• _Structured figure records_:
::::
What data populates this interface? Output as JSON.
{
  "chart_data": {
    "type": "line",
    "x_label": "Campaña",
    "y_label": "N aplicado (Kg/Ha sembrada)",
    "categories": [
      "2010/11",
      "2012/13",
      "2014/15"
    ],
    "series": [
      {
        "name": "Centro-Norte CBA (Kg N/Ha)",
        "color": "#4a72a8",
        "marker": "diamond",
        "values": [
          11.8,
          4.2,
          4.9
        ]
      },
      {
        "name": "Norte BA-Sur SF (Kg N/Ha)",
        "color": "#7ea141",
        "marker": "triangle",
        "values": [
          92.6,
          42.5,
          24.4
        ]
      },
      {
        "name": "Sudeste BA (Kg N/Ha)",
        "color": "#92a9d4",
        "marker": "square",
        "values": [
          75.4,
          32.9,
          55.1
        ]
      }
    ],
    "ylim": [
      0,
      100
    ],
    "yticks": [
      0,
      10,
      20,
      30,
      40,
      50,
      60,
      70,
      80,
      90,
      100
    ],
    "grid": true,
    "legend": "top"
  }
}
::::
• _Directions for this task_:
Every line above should be printed again exactly as it stands.

• _Response_:
What data populates this interface? Output as JSON.
{
  "chart_data": {
    "type": "line",
    "x_label": "Campaña",
    "y_label": "N aplicado (Kg/Ha sembrada)",
    "categories": [
      "2010/11",
      "2012/13",
      "2014/15"
    ],
    "series": [
      {
        "name": "Centro-Norte CBA (Kg N/Ha)",
        "color": "#4a72a8",
        "marker": "diamond",
        "values": [
          11.8,
          4.2,
          4.9
        ]
      },
      {
        "name": "Norte BA-Sur SF (Kg N/Ha)",
        "color": "#7ea141",
        "marker": "triangle",
        "values": [
          92.6,
          42.5,
          24.4
        ]
      },
      {
        "name": "Sudeste BA (Kg N/Ha)",
        "color": "#92a9d4",
        "marker": "square",
        "values": [
          75.4,
          32.9,
          55.1
        ]
      }
    ],
    "ylim": [
      0,
      100
    ],
    "yticks": [
      0,
      10,
      20,
      30,
      40,
      50,
      60,
      70,
      80,
      90,
      100
    ],
    "grid": true,
    "legend": "top"
  }
}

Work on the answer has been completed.